§ **EXERCISE INSTRUCTIONS**: Extract each line of the records below that contains the word "yaitu".

## BEGIN PROVIDED MATERIAL

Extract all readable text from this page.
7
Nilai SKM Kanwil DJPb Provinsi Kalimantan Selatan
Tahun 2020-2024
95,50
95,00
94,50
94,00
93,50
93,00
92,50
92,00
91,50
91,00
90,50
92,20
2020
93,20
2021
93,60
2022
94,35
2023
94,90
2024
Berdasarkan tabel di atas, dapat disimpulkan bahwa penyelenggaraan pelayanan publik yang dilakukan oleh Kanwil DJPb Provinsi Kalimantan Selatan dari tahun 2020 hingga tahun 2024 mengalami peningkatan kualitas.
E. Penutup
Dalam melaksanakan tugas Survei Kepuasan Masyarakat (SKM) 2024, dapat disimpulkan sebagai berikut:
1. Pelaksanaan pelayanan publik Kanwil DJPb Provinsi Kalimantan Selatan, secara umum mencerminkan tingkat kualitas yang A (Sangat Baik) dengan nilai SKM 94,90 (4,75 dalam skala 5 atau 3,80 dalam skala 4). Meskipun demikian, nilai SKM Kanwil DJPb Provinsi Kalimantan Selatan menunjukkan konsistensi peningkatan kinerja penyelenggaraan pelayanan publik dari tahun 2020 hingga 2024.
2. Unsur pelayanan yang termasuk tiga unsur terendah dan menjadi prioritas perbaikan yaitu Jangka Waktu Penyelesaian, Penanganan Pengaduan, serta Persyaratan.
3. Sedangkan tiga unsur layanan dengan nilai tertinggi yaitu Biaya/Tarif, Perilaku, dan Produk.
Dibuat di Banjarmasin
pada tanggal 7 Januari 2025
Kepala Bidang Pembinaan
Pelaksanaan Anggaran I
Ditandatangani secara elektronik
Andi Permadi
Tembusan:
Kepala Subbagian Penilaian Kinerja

## END PROVIDED MATERIAL

§ **OUTPUT OF THE TASK**:
2. Unsur pelayanan yang termasuk tiga unsur terendah dan menjadi prioritas perbaikan yaitu Jangka Waktu Penyelesaian, Penanganan Pengaduan, serta Persyaratan.
3. Sedangkan tiga unsur layanan dengan nilai tertinggi yaitu Biaya/Tarif, Perilaku, dan Produk.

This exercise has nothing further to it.